- _Records supplied_
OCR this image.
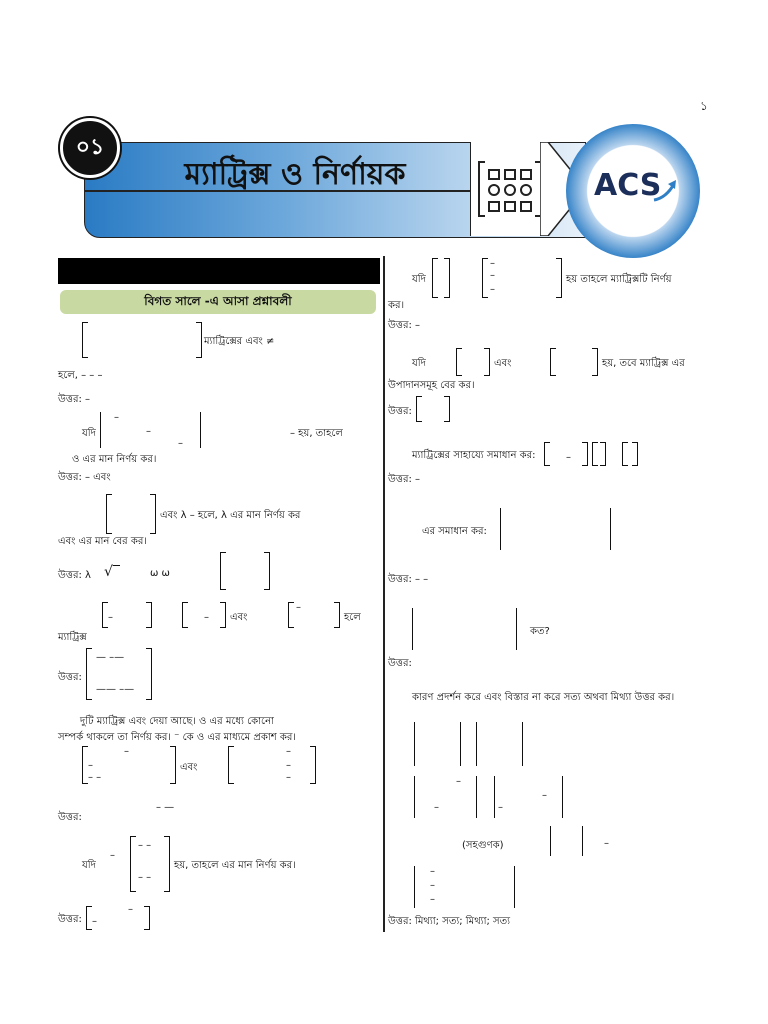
১
ম্যাট্রিক্স ও নির্ণায়ক	ACS
০১
বিগত সালে -এ আসা প্রশ্নাবলী
ম্যাট্রিক্সের এবং ≠
হলে, – – –
উত্তর: –
যদি
–
–
–
– হয়, তাহলে
ও এর মান নির্ণয় কর।
উত্তর: – এবং
এবং λ – হলে, λ এর মান নির্ণয় কর
এবং এর মান বের কর।
উত্তর: λ √‾	ω ω
–	– এবং
–
হলে
ম্যাট্রিক্স
উত্তর:
— –—
—— –—
দুটি ম্যাট্রিক্স এবং দেয়া আছে। ও এর মধ্যে কোনো
সম্পর্ক থাকলে তা নির্ণয় কর। ⁻ কে ও এর মাধ্যমে প্রকাশ কর।
–
–
– –
এবং
–
–
–
উত্তর:
– —
যদি
–
– –
– –
হয়, তাহলে এর মান নির্ণয় কর।
উত্তর: –
–
যদি
–
–
–
হয় তাহলে ম্যাট্রিক্সটি নির্ণয়
কর।
উত্তর: –
যদি	এবং	হয়, তবে ম্যাট্রিক্স এর
উপাদানসমূহ বের কর।
উত্তর:
ম্যাট্রিক্সের সাহায্যে সমাধান কর:	–
উত্তর: –
এর সমাধান কর:
উত্তর: – –
কত?
উত্তর:
কারণ প্রদর্শন করে এবং বিস্তার না করে সত্য অথবা মিথ্যা উত্তর কর।
–
–	–
–
(সহগুণক)	–
–
–
–
উত্তর: মিথ্যা; সত্য; মিথ্যা; সত্য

- _Instructions to follow_
Transcribe the material as is, with images omitted.

- _The completed task_
OCR this image.
১
ম্যাট্রিক্স ও নির্ণায়ক	ACS
০১
বিগত সালে -এ আসা প্রশ্নাবলী
ম্যাট্রিক্সের এবং ≠
হলে, – – –
উত্তর: –
যদি
–
–
–
– হয়, তাহলে
ও এর মান নির্ণয় কর।
উত্তর: – এবং
এবং λ – হলে, λ এর মান নির্ণয় কর
এবং এর মান বের কর।
উত্তর: λ √‾	ω ω
–	– এবং
–
হলে
ম্যাট্রিক্স
উত্তর:
— –—
—— –—
দুটি ম্যাট্রিক্স এবং দেয়া আছে। ও এর মধ্যে কোনো
সম্পর্ক থাকলে তা নির্ণয় কর। ⁻ কে ও এর মাধ্যমে প্রকাশ কর।
–
–
– –
এবং
–
–
–
উত্তর:
– —
যদি
–
– –
– –
হয়, তাহলে এর মান নির্ণয় কর।
উত্তর: –
–
যদি
–
–
–
হয় তাহলে ম্যাট্রিক্সটি নির্ণয়
কর।
উত্তর: –
যদি	এবং	হয়, তবে ম্যাট্রিক্স এর
উপাদানসমূহ বের কর।
উত্তর:
ম্যাট্রিক্সের সাহায্যে সমাধান কর:	–
উত্তর: –
এর সমাধান কর:
উত্তর: – –
কত?
উত্তর:
কারণ প্রদর্শন করে এবং বিস্তার না করে সত্য অথবা মিথ্যা উত্তর কর।
–
–	–
–
(সহগুণক)	–
–
–
–
উত্তর: মিথ্যা; সত্য; মিথ্যা; সত্য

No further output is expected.